>> begin
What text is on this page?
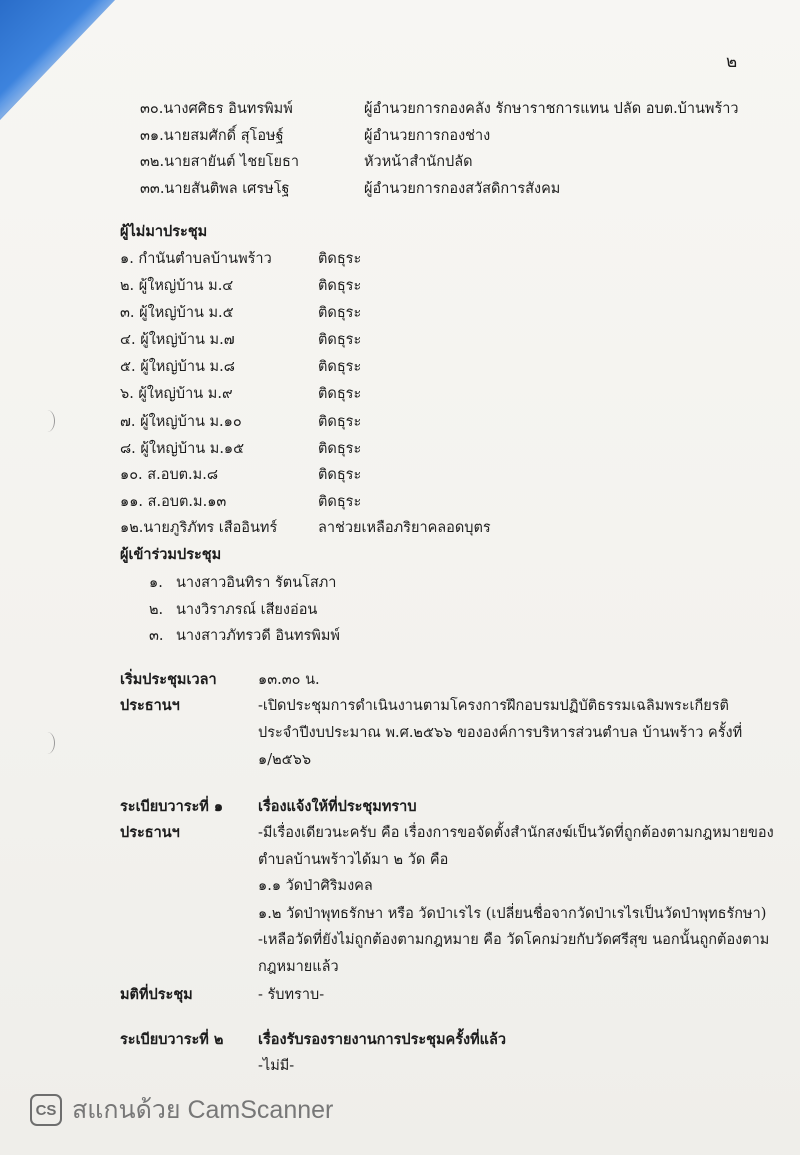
๒
๓๐.นางศศิธร อินทรพิมพ์	ผู้อำนวยการกองคลัง รักษาราชการแทน ปลัด อบต.บ้านพร้าว
๓๑.นายสมศักดิ์ สุโอษฐ์	ผู้อำนวยการกองช่าง
๓๒.นายสายันต์ ไชยโยธา	หัวหน้าสำนักปลัด
๓๓.นายสันติพล เศรษโฐ	ผู้อำนวยการกองสวัสดิการสังคม
ผู้ไม่มาประชุม
๑. กำนันตำบลบ้านพร้าว	ติดธุระ
๒. ผู้ใหญ่บ้าน ม.๔	ติดธุระ
๓. ผู้ใหญ่บ้าน ม.๕	ติดธุระ
๔. ผู้ใหญ่บ้าน ม.๗	ติดธุระ
๕. ผู้ใหญ่บ้าน ม.๘	ติดธุระ
๖. ผู้ใหญ่บ้าน ม.๙	ติดธุระ
๗. ผู้ใหญ่บ้าน ม.๑๐	ติดธุระ
๘. ผู้ใหญ่บ้าน ม.๑๕	ติดธุระ
๑๐. ส.อบต.ม.๘	ติดธุระ
๑๑. ส.อบต.ม.๑๓	ติดธุระ
๑๒.นายภูริภัทร เสืออินทร์	ลาช่วยเหลือภริยาคลอดบุตร
ผู้เข้าร่วมประชุม
๑. นางสาวอินทิรา รัตนโสภา
๒. นางวิราภรณ์ เสียงอ่อน
๓. นางสาวภัทรวดี อินทรพิมพ์
เริ่มประชุมเวลา	๑๓.๓๐ น.
ประธานฯ	-เปิดประชุมการดำเนินงานตามโครงการฝึกอบรมปฏิบัติธรรมเฉลิมพระเกียรติ
ประจำปีงบประมาณ พ.ศ.๒๕๖๖ ขององค์การบริหารส่วนตำบล บ้านพร้าว ครั้งที่
๑/๒๕๖๖
ระเบียบวาระที่ ๑ เรื่องแจ้งให้ที่ประชุมทราบ
ประธานฯ	-มีเรื่องเดียวนะครับ คือ เรื่องการขอจัดตั้งสำนักสงฆ์เป็นวัดที่ถูกต้องตามกฎหมายของ
ตำบลบ้านพร้าวได้มา ๒ วัด คือ
๑.๑ วัดป่าศิริมงคล
๑.๒ วัดป่าพุทธรักษา หรือ วัดป่าเรไร (เปลี่ยนชื่อจากวัดป่าเรไรเป็นวัดป่าพุทธรักษา)
-เหลือวัดที่ยังไม่ถูกต้องตามกฎหมาย คือ วัดโคกม่วยกับวัดศรีสุข นอกนั้นถูกต้องตาม
กฎหมายแล้ว
มติที่ประชุม	- รับทราบ-
ระเบียบวาระที่ ๒ เรื่องรับรองรายงานการประชุมครั้งที่แล้ว
-ไม่มี-
CS สแกนด้วย CamScanner
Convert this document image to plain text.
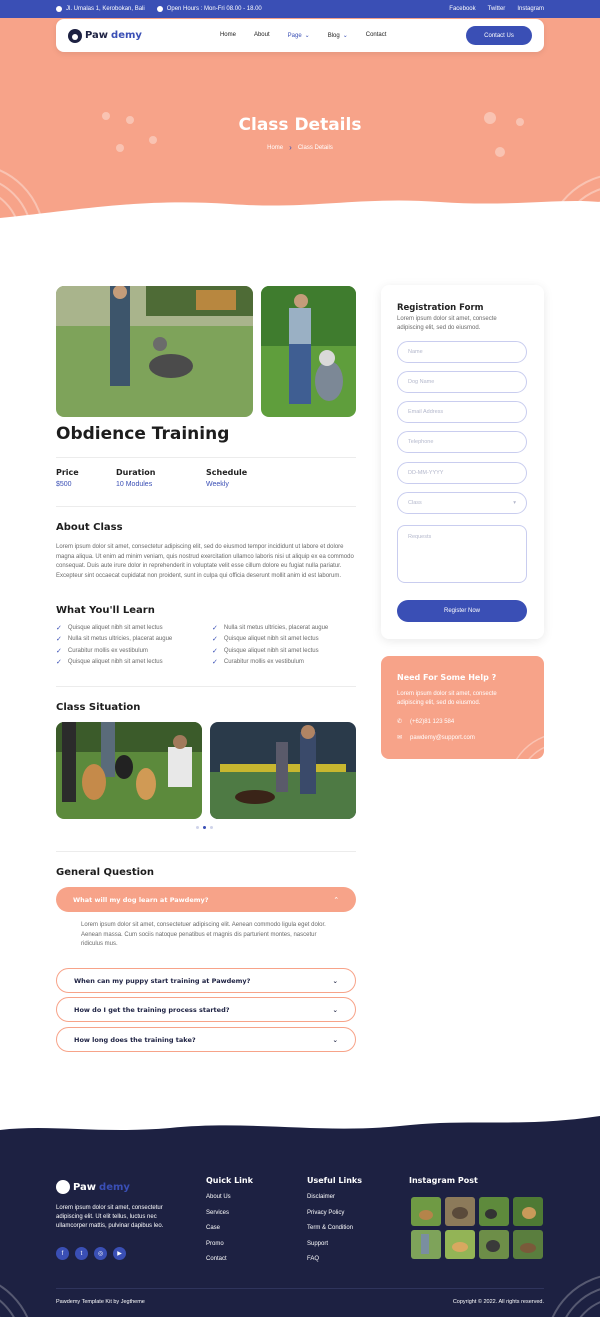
Jl. Umalas 1, Kerobokan, Bali	Open Hours : Mon-Fri 08.00 - 18.00	Facebook Twitter Instagram
Class Details
Home › Class Details
Paw demy	Home	About	Page ⌄	Blog ⌄	Contact	Contact Us
Obdience Training
Price
$500
Duration
10 Modules
Schedule
Weekly
About Class
Lorem ipsum dolor sit amet, consectetur adipiscing elit, sed do eiusmod tempor incididunt ut labore et dolore magna aliqua. Ut enim ad minim veniam, quis nostrud exercitation ullamco laboris nisi ut aliquip ex ea commodo consequat. Duis aute irure dolor in reprehenderit in voluptate velit esse cillum dolore eu fugiat nulla pariatur. Excepteur sint occaecat cupidatat non proident, sunt in culpa qui officia deserunt mollit anim id est laborum.
What You'll Learn
✓ Quisque aliquet nibh sit amet lectus	✓ Nulla sit metus ultricies, placerat augue
✓ Nulla sit metus ultricies, placerat augue	✓ Quisque aliquet nibh sit amet lectus
✓ Curabitur mollis ex vestibulum	✓ Quisque aliquet nibh sit amet lectus
✓ Quisque aliquet nibh sit amet lectus	✓ Curabitur mollis ex vestibulum
Class Situation
General Question
What will my dog learn at Pawdemy?	⌃
Lorem ipsum dolor sit amet, consectetuer adipiscing elit. Aenean commodo ligula eget dolor. Aenean massa. Cum sociis natoque penatibus et magnis dis parturient montes, nascetur ridiculus mus.
When can my puppy start training at Pawdemy?	⌄
How do I get the training process started?	⌄
How long does the training take?	⌄
Registration Form
Lorem ipsum dolor sit amet, consecte adipiscing elit, sed do eiusmod.
Name
Dog Name
Email Address
Telephone
DD-MM-YYYY
Class	▾
Requests
Register Now
Need For Some Help ?
Lorem ipsum dolor sit amet, consecte adipiscing elit, sed do eiusmod.
✆ (+62)81 123 584
✉ pawdemy@support.com
Paw demy
Lorem ipsum dolor sit amet, consectetur adipiscing elit. Ut elit tellus, luctus nec ullamcorper mattis, pulvinar dapibus leo.
f	t	◎	▶
Quick Link
About Us
Services
Case
Promo
Contact
Useful Links
Disclaimer
Privacy Policy
Term & Condition
Support
FAQ
Instagram Post
Pawdemy Template Kit by Jegtheme	Copyright © 2022. All rights reserved.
>> end
• WHAT THIS TASK INVOLVES
Transcribe the preceding listing in its entirety and with exact wording, leaving out pictures.

• RESPONSE TO THE EXERCISE
What text is on this page?
๒
๓๐.นางศศิธร อินทรพิมพ์	ผู้อำนวยการกองคลัง รักษาราชการแทน ปลัด อบต.บ้านพร้าว
๓๑.นายสมศักดิ์ สุโอษฐ์	ผู้อำนวยการกองช่าง
๓๒.นายสายันต์ ไชยโยธา	หัวหน้าสำนักปลัด
๓๓.นายสันติพล เศรษโฐ	ผู้อำนวยการกองสวัสดิการสังคม
ผู้ไม่มาประชุม
๑. กำนันตำบลบ้านพร้าว	ติดธุระ
๒. ผู้ใหญ่บ้าน ม.๔	ติดธุระ
๓. ผู้ใหญ่บ้าน ม.๕	ติดธุระ
๔. ผู้ใหญ่บ้าน ม.๗	ติดธุระ
๕. ผู้ใหญ่บ้าน ม.๘	ติดธุระ
๖. ผู้ใหญ่บ้าน ม.๙	ติดธุระ
๗. ผู้ใหญ่บ้าน ม.๑๐	ติดธุระ
๘. ผู้ใหญ่บ้าน ม.๑๕	ติดธุระ
๑๐. ส.อบต.ม.๘	ติดธุระ
๑๑. ส.อบต.ม.๑๓	ติดธุระ
๑๒.นายภูริภัทร เสืออินทร์	ลาช่วยเหลือภริยาคลอดบุตร
ผู้เข้าร่วมประชุม
๑. นางสาวอินทิรา รัตนโสภา
๒. นางวิราภรณ์ เสียงอ่อน
๓. นางสาวภัทรวดี อินทรพิมพ์
เริ่มประชุมเวลา	๑๓.๓๐ น.
ประธานฯ	-เปิดประชุมการดำเนินงานตามโครงการฝึกอบรมปฏิบัติธรรมเฉลิมพระเกียรติ
ประจำปีงบประมาณ พ.ศ.๒๕๖๖ ขององค์การบริหารส่วนตำบล บ้านพร้าว ครั้งที่
๑/๒๕๖๖
ระเบียบวาระที่ ๑ เรื่องแจ้งให้ที่ประชุมทราบ
ประธานฯ	-มีเรื่องเดียวนะครับ คือ เรื่องการขอจัดตั้งสำนักสงฆ์เป็นวัดที่ถูกต้องตามกฎหมายของ
ตำบลบ้านพร้าวได้มา ๒ วัด คือ
๑.๑ วัดป่าศิริมงคล
๑.๒ วัดป่าพุทธรักษา หรือ วัดป่าเรไร (เปลี่ยนชื่อจากวัดป่าเรไรเป็นวัดป่าพุทธรักษา)
-เหลือวัดที่ยังไม่ถูกต้องตามกฎหมาย คือ วัดโคกม่วยกับวัดศรีสุข นอกนั้นถูกต้องตาม
กฎหมายแล้ว
มติที่ประชุม	- รับทราบ-
ระเบียบวาระที่ ๒ เรื่องรับรองรายงานการประชุมครั้งที่แล้ว
-ไม่มี-
CS สแกนด้วย CamScanner
Convert this document image to plain text.
Jl. Umalas 1, Kerobokan, Bali	Open Hours : Mon-Fri 08.00 - 18.00	Facebook Twitter Instagram
Class Details
Home › Class Details
Paw demy	Home	About	Page ⌄	Blog ⌄	Contact	Contact Us
Obdience Training
Price
$500
Duration
10 Modules
Schedule
Weekly
About Class
Lorem ipsum dolor sit amet, consectetur adipiscing elit, sed do eiusmod tempor incididunt ut labore et dolore magna aliqua. Ut enim ad minim veniam, quis nostrud exercitation ullamco laboris nisi ut aliquip ex ea commodo consequat. Duis aute irure dolor in reprehenderit in voluptate velit esse cillum dolore eu fugiat nulla pariatur. Excepteur sint occaecat cupidatat non proident, sunt in culpa qui officia deserunt mollit anim id est laborum.
What You'll Learn
✓ Quisque aliquet nibh sit amet lectus	✓ Nulla sit metus ultricies, placerat augue
✓ Nulla sit metus ultricies, placerat augue	✓ Quisque aliquet nibh sit amet lectus
✓ Curabitur mollis ex vestibulum	✓ Quisque aliquet nibh sit amet lectus
✓ Quisque aliquet nibh sit amet lectus	✓ Curabitur mollis ex vestibulum
Class Situation
General Question
What will my dog learn at Pawdemy?	⌃
Lorem ipsum dolor sit amet, consectetuer adipiscing elit. Aenean commodo ligula eget dolor. Aenean massa. Cum sociis natoque penatibus et magnis dis parturient montes, nascetur ridiculus mus.
When can my puppy start training at Pawdemy?	⌄
How do I get the training process started?	⌄
How long does the training take?	⌄
Registration Form
Lorem ipsum dolor sit amet, consecte adipiscing elit, sed do eiusmod.
Name
Dog Name
Email Address
Telephone
DD-MM-YYYY
Class	▾
Requests
Register Now
Need For Some Help ?
Lorem ipsum dolor sit amet, consecte adipiscing elit, sed do eiusmod.
✆ (+62)81 123 584
✉ pawdemy@support.com
Paw demy
Lorem ipsum dolor sit amet, consectetur adipiscing elit. Ut elit tellus, luctus nec ullamcorper mattis, pulvinar dapibus leo.
f	t	◎	▶
Quick Link
About Us
Services
Case
Promo
Contact
Useful Links
Disclaimer
Privacy Policy
Term & Condition
Support
FAQ
Instagram Post
Pawdemy Template Kit by Jegtheme	Copyright © 2022. All rights reserved.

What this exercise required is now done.